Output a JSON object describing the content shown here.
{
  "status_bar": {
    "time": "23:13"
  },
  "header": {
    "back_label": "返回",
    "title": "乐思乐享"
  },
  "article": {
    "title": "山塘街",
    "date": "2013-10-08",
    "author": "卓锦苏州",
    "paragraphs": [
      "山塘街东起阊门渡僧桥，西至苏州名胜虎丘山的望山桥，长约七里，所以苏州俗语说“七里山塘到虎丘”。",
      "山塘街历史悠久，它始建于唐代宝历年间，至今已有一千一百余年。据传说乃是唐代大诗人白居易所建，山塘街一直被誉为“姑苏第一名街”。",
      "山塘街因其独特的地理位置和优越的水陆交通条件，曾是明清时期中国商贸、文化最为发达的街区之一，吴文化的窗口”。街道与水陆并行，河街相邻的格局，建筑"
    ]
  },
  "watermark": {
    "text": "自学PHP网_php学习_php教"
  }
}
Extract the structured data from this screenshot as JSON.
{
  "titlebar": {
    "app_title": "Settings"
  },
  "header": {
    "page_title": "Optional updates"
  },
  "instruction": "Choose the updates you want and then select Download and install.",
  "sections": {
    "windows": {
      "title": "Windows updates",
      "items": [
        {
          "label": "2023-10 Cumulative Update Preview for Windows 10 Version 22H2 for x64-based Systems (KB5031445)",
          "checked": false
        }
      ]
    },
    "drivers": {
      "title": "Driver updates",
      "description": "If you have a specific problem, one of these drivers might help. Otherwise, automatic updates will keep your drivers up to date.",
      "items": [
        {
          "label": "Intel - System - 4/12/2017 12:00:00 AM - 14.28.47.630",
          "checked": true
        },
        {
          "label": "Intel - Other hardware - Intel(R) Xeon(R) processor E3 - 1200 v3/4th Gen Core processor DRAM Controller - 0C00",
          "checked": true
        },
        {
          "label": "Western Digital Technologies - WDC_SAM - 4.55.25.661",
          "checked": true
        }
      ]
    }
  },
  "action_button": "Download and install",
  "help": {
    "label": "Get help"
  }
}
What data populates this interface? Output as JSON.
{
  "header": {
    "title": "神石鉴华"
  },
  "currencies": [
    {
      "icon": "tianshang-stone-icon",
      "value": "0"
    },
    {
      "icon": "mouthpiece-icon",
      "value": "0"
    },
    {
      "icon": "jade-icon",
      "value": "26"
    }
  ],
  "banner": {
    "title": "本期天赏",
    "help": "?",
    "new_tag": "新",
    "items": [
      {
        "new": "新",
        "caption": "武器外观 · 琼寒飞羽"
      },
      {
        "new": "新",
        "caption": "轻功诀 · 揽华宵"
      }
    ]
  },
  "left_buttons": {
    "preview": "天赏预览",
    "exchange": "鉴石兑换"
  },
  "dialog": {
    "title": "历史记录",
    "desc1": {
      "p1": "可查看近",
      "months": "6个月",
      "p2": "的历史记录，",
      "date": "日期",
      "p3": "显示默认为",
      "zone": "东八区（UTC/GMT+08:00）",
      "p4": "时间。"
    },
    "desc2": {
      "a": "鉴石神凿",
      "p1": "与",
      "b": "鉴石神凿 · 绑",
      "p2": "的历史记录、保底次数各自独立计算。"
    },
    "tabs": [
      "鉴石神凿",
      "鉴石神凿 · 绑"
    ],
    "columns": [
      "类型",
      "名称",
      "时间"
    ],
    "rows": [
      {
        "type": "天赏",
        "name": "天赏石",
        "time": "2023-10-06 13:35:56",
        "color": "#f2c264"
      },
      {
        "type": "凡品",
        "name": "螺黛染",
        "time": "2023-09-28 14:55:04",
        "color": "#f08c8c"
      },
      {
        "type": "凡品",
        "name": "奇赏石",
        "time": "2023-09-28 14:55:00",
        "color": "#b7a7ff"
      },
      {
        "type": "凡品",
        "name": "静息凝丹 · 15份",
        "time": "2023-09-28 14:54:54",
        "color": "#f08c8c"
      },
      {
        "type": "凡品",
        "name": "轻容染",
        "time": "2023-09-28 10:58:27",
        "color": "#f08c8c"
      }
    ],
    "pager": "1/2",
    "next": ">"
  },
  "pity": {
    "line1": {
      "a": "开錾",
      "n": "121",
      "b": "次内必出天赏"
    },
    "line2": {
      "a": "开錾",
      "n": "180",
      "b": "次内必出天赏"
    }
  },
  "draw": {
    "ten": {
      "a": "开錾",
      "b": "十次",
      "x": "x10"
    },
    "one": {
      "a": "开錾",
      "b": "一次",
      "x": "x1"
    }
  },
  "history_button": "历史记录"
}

● Instructions for the task
Give the entries once more, exactly as they appear.

● Solution to the exercise
Output a JSON object describing the content shown here.
{
  "status_bar": {
    "time": "23:13"
  },
  "header": {
    "back_label": "返回",
    "title": "乐思乐享"
  },
  "article": {
    "title": "山塘街",
    "date": "2013-10-08",
    "author": "卓锦苏州",
    "paragraphs": [
      "山塘街东起阊门渡僧桥，西至苏州名胜虎丘山的望山桥，长约七里，所以苏州俗语说“七里山塘到虎丘”。",
      "山塘街历史悠久，它始建于唐代宝历年间，至今已有一千一百余年。据传说乃是唐代大诗人白居易所建，山塘街一直被誉为“姑苏第一名街”。",
      "山塘街因其独特的地理位置和优越的水陆交通条件，曾是明清时期中国商贸、文化最为发达的街区之一，吴文化的窗口”。街道与水陆并行，河街相邻的格局，建筑"
    ]
  },
  "watermark": {
    "text": "自学PHP网_php学习_php教"
  }
}
Extract the structured data from this screenshot as JSON.
{
  "titlebar": {
    "app_title": "Settings"
  },
  "header": {
    "page_title": "Optional updates"
  },
  "instruction": "Choose the updates you want and then select Download and install.",
  "sections": {
    "windows": {
      "title": "Windows updates",
      "items": [
        {
          "label": "2023-10 Cumulative Update Preview for Windows 10 Version 22H2 for x64-based Systems (KB5031445)",
          "checked": false
        }
      ]
    },
    "drivers": {
      "title": "Driver updates",
      "description": "If you have a specific problem, one of these drivers might help. Otherwise, automatic updates will keep your drivers up to date.",
      "items": [
        {
          "label": "Intel - System - 4/12/2017 12:00:00 AM - 14.28.47.630",
          "checked": true
        },
        {
          "label": "Intel - Other hardware - Intel(R) Xeon(R) processor E3 - 1200 v3/4th Gen Core processor DRAM Controller - 0C00",
          "checked": true
        },
        {
          "label": "Western Digital Technologies - WDC_SAM - 4.55.25.661",
          "checked": true
        }
      ]
    }
  },
  "action_button": "Download and install",
  "help": {
    "label": "Get help"
  }
}
What data populates this interface? Output as JSON.
{
  "header": {
    "title": "神石鉴华"
  },
  "currencies": [
    {
      "icon": "tianshang-stone-icon",
      "value": "0"
    },
    {
      "icon": "mouthpiece-icon",
      "value": "0"
    },
    {
      "icon": "jade-icon",
      "value": "26"
    }
  ],
  "banner": {
    "title": "本期天赏",
    "help": "?",
    "new_tag": "新",
    "items": [
      {
        "new": "新",
        "caption": "武器外观 · 琼寒飞羽"
      },
      {
        "new": "新",
        "caption": "轻功诀 · 揽华宵"
      }
    ]
  },
  "left_buttons": {
    "preview": "天赏预览",
    "exchange": "鉴石兑换"
  },
  "dialog": {
    "title": "历史记录",
    "desc1": {
      "p1": "可查看近",
      "months": "6个月",
      "p2": "的历史记录，",
      "date": "日期",
      "p3": "显示默认为",
      "zone": "东八区（UTC/GMT+08:00）",
      "p4": "时间。"
    },
    "desc2": {
      "a": "鉴石神凿",
      "p1": "与",
      "b": "鉴石神凿 · 绑",
      "p2": "的历史记录、保底次数各自独立计算。"
    },
    "tabs": [
      "鉴石神凿",
      "鉴石神凿 · 绑"
    ],
    "columns": [
      "类型",
      "名称",
      "时间"
    ],
    "rows": [
      {
        "type": "天赏",
        "name": "天赏石",
        "time": "2023-10-06 13:35:56",
        "color": "#f2c264"
      },
      {
        "type": "凡品",
        "name": "螺黛染",
        "time": "2023-09-28 14:55:04",
        "color": "#f08c8c"
      },
      {
        "type": "凡品",
        "name": "奇赏石",
        "time": "2023-09-28 14:55:00",
        "color": "#b7a7ff"
      },
      {
        "type": "凡品",
        "name": "静息凝丹 · 15份",
        "time": "2023-09-28 14:54:54",
        "color": "#f08c8c"
      },
      {
        "type": "凡品",
        "name": "轻容染",
        "time": "2023-09-28 10:58:27",
        "color": "#f08c8c"
      }
    ],
    "pager": "1/2",
    "next": ">"
  },
  "pity": {
    "line1": {
      "a": "开錾",
      "n": "121",
      "b": "次内必出天赏"
    },
    "line2": {
      "a": "开錾",
      "n": "180",
      "b": "次内必出天赏"
    }
  },
  "draw": {
    "ten": {
      "a": "开錾",
      "b": "十次",
      "x": "x10"
    },
    "one": {
      "a": "开錾",
      "b": "一次",
      "x": "x1"
    }
  },
  "history_button": "历史记录"
}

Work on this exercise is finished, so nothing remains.